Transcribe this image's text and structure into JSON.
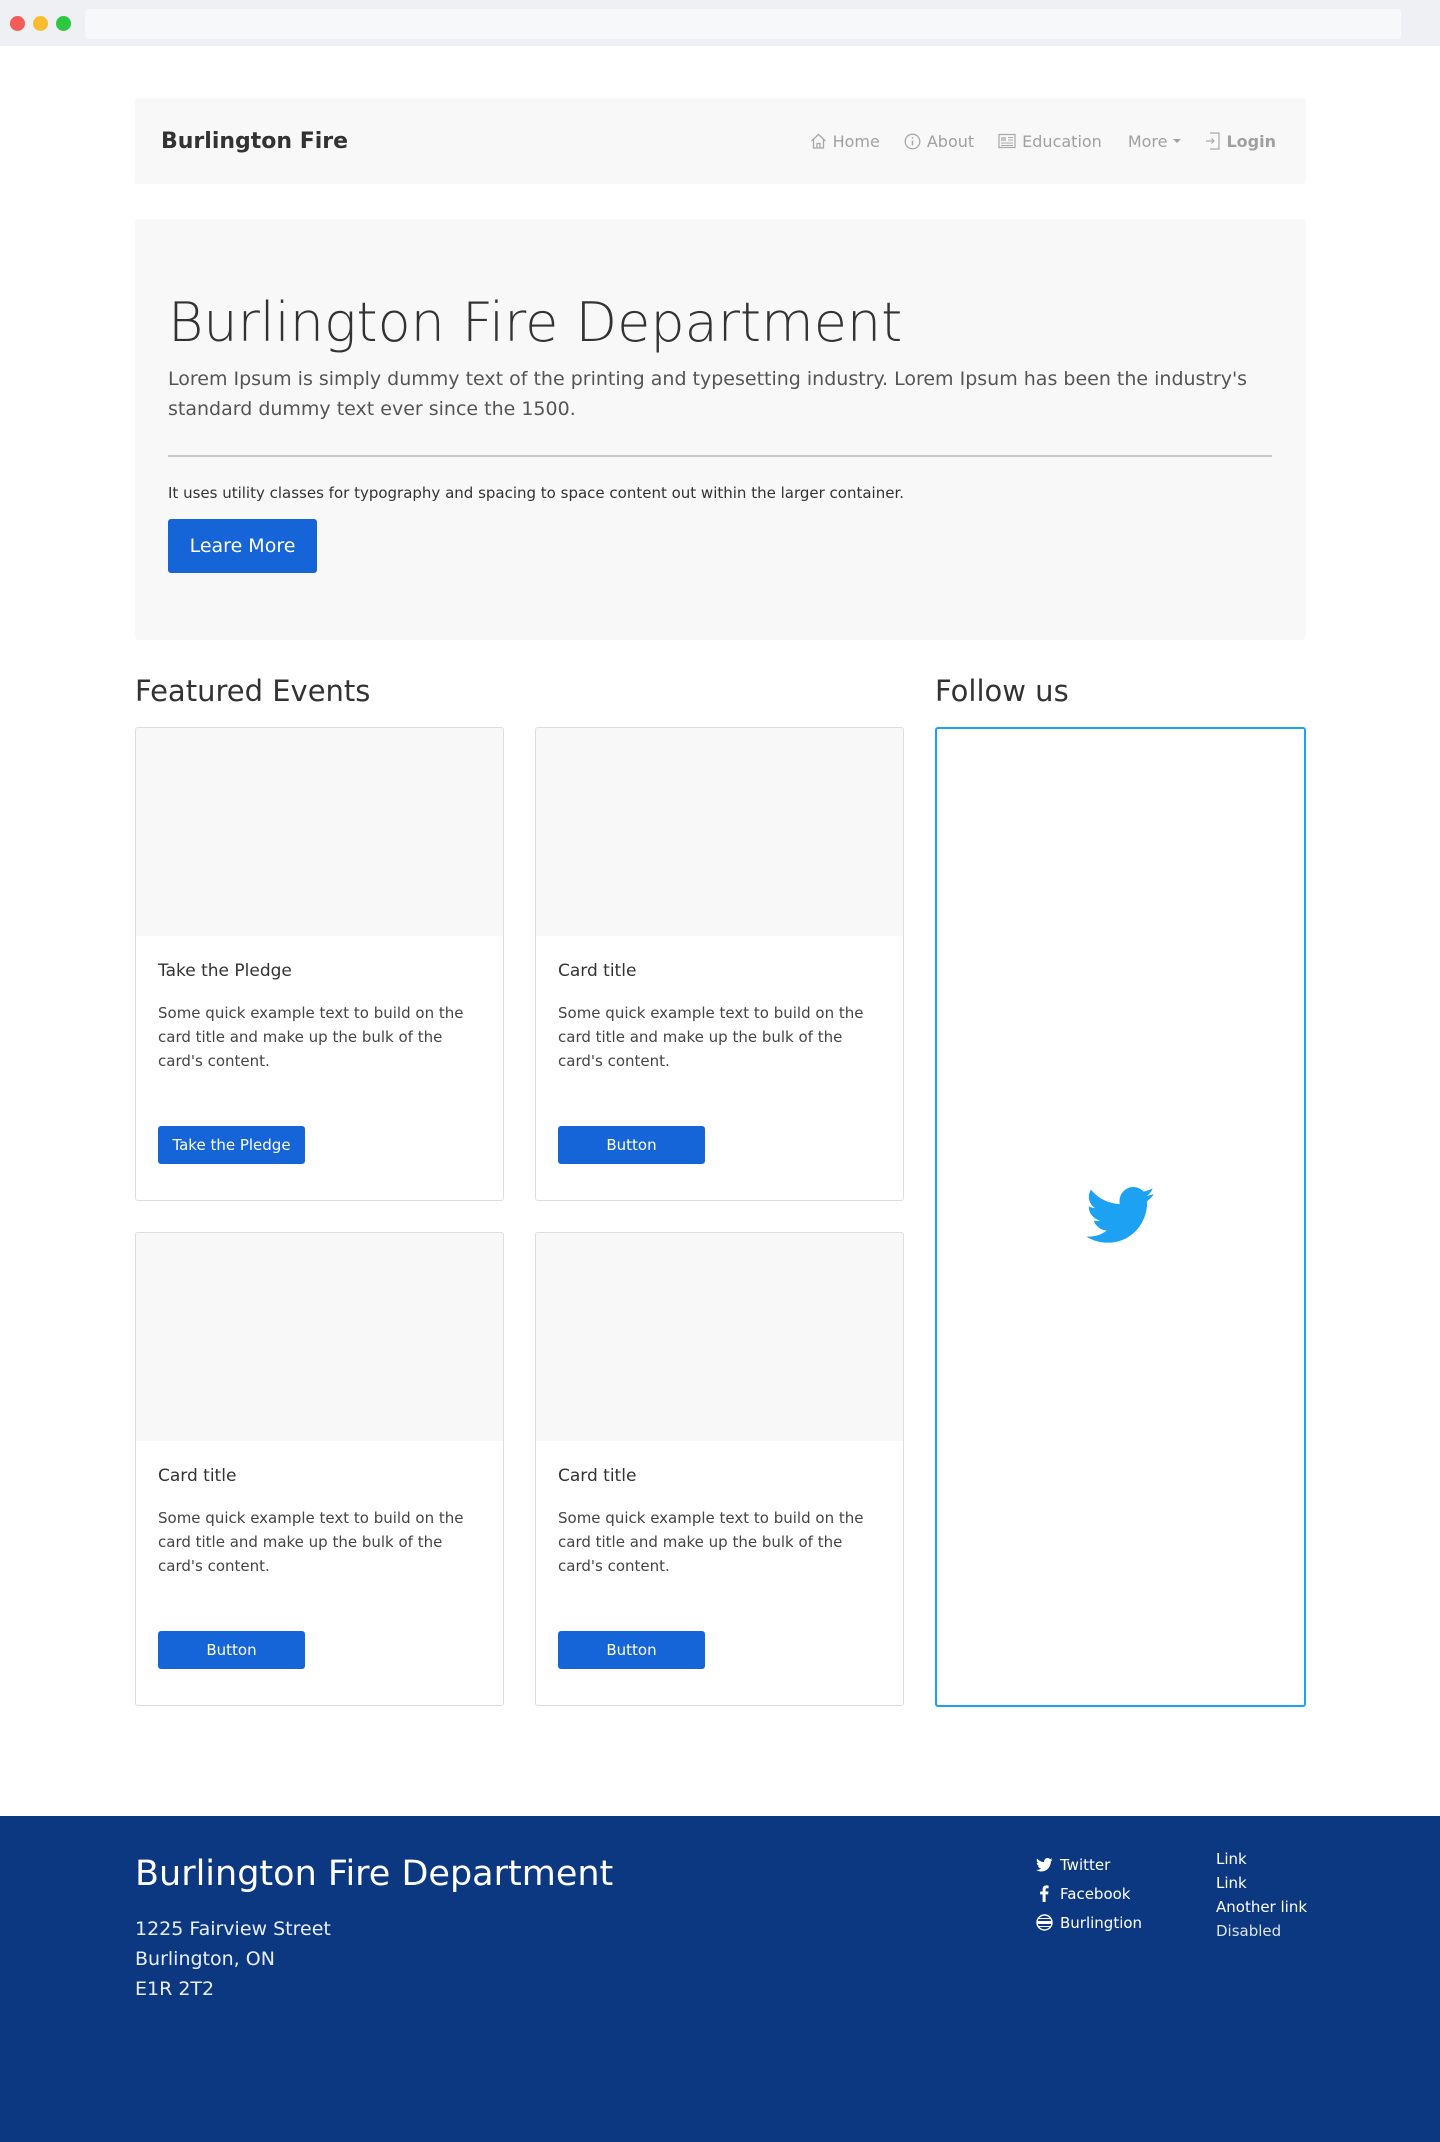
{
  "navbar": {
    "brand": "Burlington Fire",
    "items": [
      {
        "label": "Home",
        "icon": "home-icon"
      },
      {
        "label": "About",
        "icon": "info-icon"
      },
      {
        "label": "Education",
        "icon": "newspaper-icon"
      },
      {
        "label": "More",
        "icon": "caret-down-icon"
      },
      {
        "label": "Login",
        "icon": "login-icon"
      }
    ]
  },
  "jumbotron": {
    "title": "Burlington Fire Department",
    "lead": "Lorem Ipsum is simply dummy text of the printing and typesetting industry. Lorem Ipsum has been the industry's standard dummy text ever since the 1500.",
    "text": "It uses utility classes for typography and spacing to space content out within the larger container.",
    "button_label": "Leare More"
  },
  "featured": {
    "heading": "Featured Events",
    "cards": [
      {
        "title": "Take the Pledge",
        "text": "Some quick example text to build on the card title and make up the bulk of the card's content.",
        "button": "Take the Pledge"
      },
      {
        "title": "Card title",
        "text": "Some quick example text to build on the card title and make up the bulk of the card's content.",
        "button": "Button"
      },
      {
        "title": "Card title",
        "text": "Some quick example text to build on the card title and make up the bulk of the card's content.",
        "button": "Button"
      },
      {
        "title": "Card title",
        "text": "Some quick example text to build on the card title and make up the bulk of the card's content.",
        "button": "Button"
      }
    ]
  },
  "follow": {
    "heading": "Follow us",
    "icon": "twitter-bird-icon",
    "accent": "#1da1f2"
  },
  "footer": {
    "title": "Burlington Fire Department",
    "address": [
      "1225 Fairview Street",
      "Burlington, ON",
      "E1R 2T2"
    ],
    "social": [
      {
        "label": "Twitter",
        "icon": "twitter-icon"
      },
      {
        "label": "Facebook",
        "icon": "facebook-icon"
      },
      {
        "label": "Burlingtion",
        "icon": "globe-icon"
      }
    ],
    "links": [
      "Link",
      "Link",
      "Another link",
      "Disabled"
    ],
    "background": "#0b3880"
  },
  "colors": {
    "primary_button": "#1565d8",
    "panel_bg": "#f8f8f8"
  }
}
....
Print all of the entries word for word. Skip any images they contain.

§ EXPECTED ANSWER:
Transcribe this image's text and structure into JSON.
{
  "navbar": {
    "brand": "Burlington Fire",
    "items": [
      {
        "label": "Home",
        "icon": "home-icon"
      },
      {
        "label": "About",
        "icon": "info-icon"
      },
      {
        "label": "Education",
        "icon": "newspaper-icon"
      },
      {
        "label": "More",
        "icon": "caret-down-icon"
      },
      {
        "label": "Login",
        "icon": "login-icon"
      }
    ]
  },
  "jumbotron": {
    "title": "Burlington Fire Department",
    "lead": "Lorem Ipsum is simply dummy text of the printing and typesetting industry. Lorem Ipsum has been the industry's standard dummy text ever since the 1500.",
    "text": "It uses utility classes for typography and spacing to space content out within the larger container.",
    "button_label": "Leare More"
  },
  "featured": {
    "heading": "Featured Events",
    "cards": [
      {
        "title": "Take the Pledge",
        "text": "Some quick example text to build on the card title and make up the bulk of the card's content.",
        "button": "Take the Pledge"
      },
      {
        "title": "Card title",
        "text": "Some quick example text to build on the card title and make up the bulk of the card's content.",
        "button": "Button"
      },
      {
        "title": "Card title",
        "text": "Some quick example text to build on the card title and make up the bulk of the card's content.",
        "button": "Button"
      },
      {
        "title": "Card title",
        "text": "Some quick example text to build on the card title and make up the bulk of the card's content.",
        "button": "Button"
      }
    ]
  },
  "follow": {
    "heading": "Follow us",
    "icon": "twitter-bird-icon",
    "accent": "#1da1f2"
  },
  "footer": {
    "title": "Burlington Fire Department",
    "address": [
      "1225 Fairview Street",
      "Burlington, ON",
      "E1R 2T2"
    ],
    "social": [
      {
        "label": "Twitter",
        "icon": "twitter-icon"
      },
      {
        "label": "Facebook",
        "icon": "facebook-icon"
      },
      {
        "label": "Burlingtion",
        "icon": "globe-icon"
      }
    ],
    "links": [
      "Link",
      "Link",
      "Another link",
      "Disabled"
    ],
    "background": "#0b3880"
  },
  "colors": {
    "primary_button": "#1565d8",
    "panel_bg": "#f8f8f8"
  }
}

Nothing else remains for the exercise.